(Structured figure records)

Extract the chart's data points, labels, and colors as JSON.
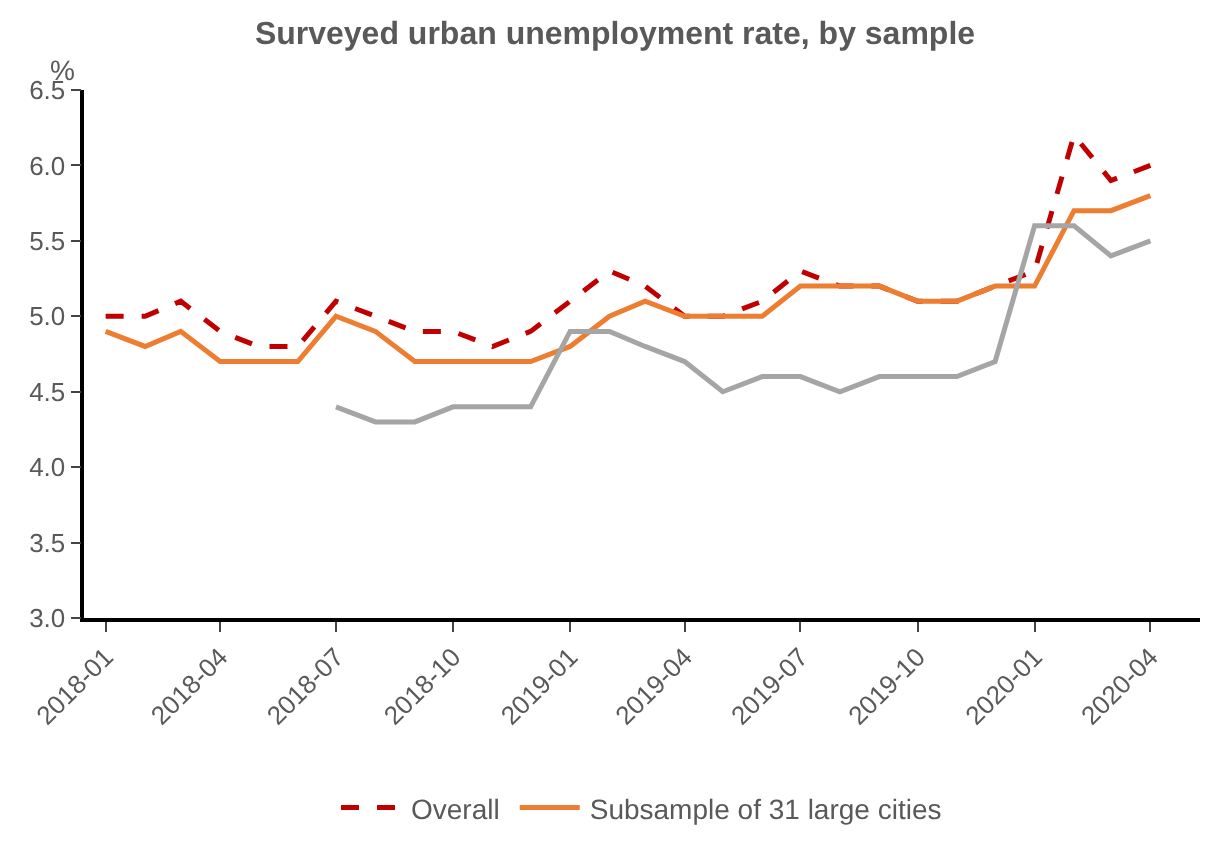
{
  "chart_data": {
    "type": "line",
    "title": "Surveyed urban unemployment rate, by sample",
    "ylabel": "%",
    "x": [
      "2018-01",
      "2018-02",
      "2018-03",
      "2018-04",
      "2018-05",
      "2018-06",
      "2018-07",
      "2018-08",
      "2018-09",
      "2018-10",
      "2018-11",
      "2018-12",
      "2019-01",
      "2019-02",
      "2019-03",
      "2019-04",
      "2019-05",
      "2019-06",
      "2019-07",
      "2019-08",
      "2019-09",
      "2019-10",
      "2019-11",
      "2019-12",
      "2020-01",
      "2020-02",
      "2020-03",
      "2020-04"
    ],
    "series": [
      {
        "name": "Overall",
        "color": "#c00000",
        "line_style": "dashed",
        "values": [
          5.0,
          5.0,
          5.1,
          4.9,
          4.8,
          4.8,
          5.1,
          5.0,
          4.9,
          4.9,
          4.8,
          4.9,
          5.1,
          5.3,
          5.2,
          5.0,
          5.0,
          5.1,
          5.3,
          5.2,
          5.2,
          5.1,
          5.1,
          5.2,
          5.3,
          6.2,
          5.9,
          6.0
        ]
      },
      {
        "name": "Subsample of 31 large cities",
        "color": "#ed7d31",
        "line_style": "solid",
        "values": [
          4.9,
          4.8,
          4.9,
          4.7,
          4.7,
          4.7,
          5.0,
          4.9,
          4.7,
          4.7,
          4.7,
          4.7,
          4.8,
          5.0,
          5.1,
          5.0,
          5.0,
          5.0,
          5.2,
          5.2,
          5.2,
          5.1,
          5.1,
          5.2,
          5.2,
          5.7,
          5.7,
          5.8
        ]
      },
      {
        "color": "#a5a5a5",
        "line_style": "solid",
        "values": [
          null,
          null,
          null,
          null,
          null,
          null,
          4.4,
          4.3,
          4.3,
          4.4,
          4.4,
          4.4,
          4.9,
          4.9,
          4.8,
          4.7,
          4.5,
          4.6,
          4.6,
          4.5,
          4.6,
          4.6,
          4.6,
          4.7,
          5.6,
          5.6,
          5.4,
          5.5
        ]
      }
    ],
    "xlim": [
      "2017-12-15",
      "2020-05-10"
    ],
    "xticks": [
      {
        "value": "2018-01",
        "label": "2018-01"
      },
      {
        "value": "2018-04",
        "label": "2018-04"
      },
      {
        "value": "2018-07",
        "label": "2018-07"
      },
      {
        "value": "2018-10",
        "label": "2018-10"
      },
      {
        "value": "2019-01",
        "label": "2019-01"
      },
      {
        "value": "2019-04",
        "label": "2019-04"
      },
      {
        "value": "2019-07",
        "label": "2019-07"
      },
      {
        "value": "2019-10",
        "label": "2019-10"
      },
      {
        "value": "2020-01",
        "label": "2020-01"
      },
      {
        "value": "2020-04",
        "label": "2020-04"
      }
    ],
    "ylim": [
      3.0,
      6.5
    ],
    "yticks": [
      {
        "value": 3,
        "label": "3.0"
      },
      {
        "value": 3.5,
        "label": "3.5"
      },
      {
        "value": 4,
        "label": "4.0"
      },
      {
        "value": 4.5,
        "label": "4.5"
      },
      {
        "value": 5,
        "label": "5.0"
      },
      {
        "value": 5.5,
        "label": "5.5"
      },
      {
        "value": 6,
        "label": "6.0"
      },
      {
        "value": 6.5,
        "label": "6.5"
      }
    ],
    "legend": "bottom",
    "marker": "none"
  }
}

■ Goal of the exercise ■
Copy the records above exactly, omitting every picture.

■ Worked solution ■
Extract the chart's data points, labels, and colors as JSON.
{
  "chart_data": {
    "type": "line",
    "title": "Surveyed urban unemployment rate, by sample",
    "ylabel": "%",
    "x": [
      "2018-01",
      "2018-02",
      "2018-03",
      "2018-04",
      "2018-05",
      "2018-06",
      "2018-07",
      "2018-08",
      "2018-09",
      "2018-10",
      "2018-11",
      "2018-12",
      "2019-01",
      "2019-02",
      "2019-03",
      "2019-04",
      "2019-05",
      "2019-06",
      "2019-07",
      "2019-08",
      "2019-09",
      "2019-10",
      "2019-11",
      "2019-12",
      "2020-01",
      "2020-02",
      "2020-03",
      "2020-04"
    ],
    "series": [
      {
        "name": "Overall",
        "color": "#c00000",
        "line_style": "dashed",
        "values": [
          5.0,
          5.0,
          5.1,
          4.9,
          4.8,
          4.8,
          5.1,
          5.0,
          4.9,
          4.9,
          4.8,
          4.9,
          5.1,
          5.3,
          5.2,
          5.0,
          5.0,
          5.1,
          5.3,
          5.2,
          5.2,
          5.1,
          5.1,
          5.2,
          5.3,
          6.2,
          5.9,
          6.0
        ]
      },
      {
        "name": "Subsample of 31 large cities",
        "color": "#ed7d31",
        "line_style": "solid",
        "values": [
          4.9,
          4.8,
          4.9,
          4.7,
          4.7,
          4.7,
          5.0,
          4.9,
          4.7,
          4.7,
          4.7,
          4.7,
          4.8,
          5.0,
          5.1,
          5.0,
          5.0,
          5.0,
          5.2,
          5.2,
          5.2,
          5.1,
          5.1,
          5.2,
          5.2,
          5.7,
          5.7,
          5.8
        ]
      },
      {
        "color": "#a5a5a5",
        "line_style": "solid",
        "values": [
          null,
          null,
          null,
          null,
          null,
          null,
          4.4,
          4.3,
          4.3,
          4.4,
          4.4,
          4.4,
          4.9,
          4.9,
          4.8,
          4.7,
          4.5,
          4.6,
          4.6,
          4.5,
          4.6,
          4.6,
          4.6,
          4.7,
          5.6,
          5.6,
          5.4,
          5.5
        ]
      }
    ],
    "xlim": [
      "2017-12-15",
      "2020-05-10"
    ],
    "xticks": [
      {
        "value": "2018-01",
        "label": "2018-01"
      },
      {
        "value": "2018-04",
        "label": "2018-04"
      },
      {
        "value": "2018-07",
        "label": "2018-07"
      },
      {
        "value": "2018-10",
        "label": "2018-10"
      },
      {
        "value": "2019-01",
        "label": "2019-01"
      },
      {
        "value": "2019-04",
        "label": "2019-04"
      },
      {
        "value": "2019-07",
        "label": "2019-07"
      },
      {
        "value": "2019-10",
        "label": "2019-10"
      },
      {
        "value": "2020-01",
        "label": "2020-01"
      },
      {
        "value": "2020-04",
        "label": "2020-04"
      }
    ],
    "ylim": [
      3.0,
      6.5
    ],
    "yticks": [
      {
        "value": 3,
        "label": "3.0"
      },
      {
        "value": 3.5,
        "label": "3.5"
      },
      {
        "value": 4,
        "label": "4.0"
      },
      {
        "value": 4.5,
        "label": "4.5"
      },
      {
        "value": 5,
        "label": "5.0"
      },
      {
        "value": 5.5,
        "label": "5.5"
      },
      {
        "value": 6,
        "label": "6.0"
      },
      {
        "value": 6.5,
        "label": "6.5"
      }
    ],
    "legend": "bottom",
    "marker": "none"
  }
}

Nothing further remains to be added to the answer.